--- begin Provided material ---

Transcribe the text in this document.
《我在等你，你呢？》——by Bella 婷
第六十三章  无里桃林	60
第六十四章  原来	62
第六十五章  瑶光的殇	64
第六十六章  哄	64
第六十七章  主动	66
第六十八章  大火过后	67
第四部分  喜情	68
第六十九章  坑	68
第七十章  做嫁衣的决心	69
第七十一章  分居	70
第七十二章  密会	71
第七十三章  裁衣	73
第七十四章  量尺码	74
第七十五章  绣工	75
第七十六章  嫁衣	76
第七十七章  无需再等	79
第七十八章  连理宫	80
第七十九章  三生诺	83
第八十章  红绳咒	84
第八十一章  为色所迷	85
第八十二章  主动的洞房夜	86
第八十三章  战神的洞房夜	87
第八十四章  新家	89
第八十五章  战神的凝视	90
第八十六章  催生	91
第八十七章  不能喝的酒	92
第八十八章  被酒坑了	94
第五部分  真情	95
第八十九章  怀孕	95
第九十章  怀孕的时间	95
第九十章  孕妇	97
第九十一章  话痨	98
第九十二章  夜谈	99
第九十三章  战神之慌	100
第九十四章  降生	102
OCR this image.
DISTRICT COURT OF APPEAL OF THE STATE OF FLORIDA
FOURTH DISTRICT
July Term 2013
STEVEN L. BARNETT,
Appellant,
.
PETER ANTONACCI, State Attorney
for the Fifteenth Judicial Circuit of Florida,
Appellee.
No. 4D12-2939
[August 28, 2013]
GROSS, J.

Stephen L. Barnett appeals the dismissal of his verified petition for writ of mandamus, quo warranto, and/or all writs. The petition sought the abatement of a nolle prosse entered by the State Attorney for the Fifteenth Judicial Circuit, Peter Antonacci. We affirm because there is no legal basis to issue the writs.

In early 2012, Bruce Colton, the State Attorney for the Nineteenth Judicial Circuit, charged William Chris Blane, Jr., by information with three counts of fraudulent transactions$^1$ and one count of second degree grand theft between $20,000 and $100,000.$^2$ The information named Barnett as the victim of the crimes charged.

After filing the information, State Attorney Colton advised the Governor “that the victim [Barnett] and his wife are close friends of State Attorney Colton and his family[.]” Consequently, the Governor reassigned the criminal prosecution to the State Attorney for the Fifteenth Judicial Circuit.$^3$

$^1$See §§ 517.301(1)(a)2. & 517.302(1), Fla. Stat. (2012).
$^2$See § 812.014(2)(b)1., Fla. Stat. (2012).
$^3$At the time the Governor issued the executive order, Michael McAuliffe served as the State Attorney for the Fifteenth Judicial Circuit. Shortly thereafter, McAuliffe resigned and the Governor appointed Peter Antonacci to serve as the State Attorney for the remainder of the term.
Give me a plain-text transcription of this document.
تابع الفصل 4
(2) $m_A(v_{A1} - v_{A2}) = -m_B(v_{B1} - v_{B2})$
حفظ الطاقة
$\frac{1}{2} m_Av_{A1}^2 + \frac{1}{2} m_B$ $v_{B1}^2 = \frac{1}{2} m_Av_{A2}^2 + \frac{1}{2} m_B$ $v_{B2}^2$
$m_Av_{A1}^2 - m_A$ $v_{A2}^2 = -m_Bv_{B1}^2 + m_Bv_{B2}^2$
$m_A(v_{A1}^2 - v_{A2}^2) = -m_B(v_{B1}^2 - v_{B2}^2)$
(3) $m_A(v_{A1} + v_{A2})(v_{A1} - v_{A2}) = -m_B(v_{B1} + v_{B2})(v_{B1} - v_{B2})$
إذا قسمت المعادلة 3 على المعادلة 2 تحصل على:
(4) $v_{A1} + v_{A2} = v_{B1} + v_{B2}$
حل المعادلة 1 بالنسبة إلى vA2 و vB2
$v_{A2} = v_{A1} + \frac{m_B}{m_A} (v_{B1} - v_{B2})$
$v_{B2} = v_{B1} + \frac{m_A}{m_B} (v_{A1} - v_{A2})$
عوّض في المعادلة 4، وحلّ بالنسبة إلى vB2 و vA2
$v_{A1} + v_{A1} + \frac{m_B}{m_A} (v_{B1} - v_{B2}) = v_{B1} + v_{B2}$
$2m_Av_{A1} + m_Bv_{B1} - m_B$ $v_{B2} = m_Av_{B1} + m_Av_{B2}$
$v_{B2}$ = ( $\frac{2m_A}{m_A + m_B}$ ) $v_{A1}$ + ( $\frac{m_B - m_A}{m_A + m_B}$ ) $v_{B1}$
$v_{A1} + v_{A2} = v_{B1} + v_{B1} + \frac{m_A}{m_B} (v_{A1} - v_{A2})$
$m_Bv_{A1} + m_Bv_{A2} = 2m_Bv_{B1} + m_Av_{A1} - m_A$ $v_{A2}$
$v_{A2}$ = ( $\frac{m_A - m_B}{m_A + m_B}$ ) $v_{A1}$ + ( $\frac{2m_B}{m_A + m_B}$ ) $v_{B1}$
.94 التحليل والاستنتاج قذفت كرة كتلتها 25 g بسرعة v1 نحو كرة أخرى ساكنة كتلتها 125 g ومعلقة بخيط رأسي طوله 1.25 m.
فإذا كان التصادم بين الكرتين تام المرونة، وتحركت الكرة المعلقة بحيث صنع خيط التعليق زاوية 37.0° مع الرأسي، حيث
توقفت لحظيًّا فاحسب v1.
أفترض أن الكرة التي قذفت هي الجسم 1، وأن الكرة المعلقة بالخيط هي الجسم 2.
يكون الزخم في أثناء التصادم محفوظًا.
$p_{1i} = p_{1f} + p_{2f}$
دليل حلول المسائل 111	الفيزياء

--- end Provided material ---

*Direction:* Report how many lines in these entries contain "Judicial". Answer with the number only.

*Answer to the task:* 5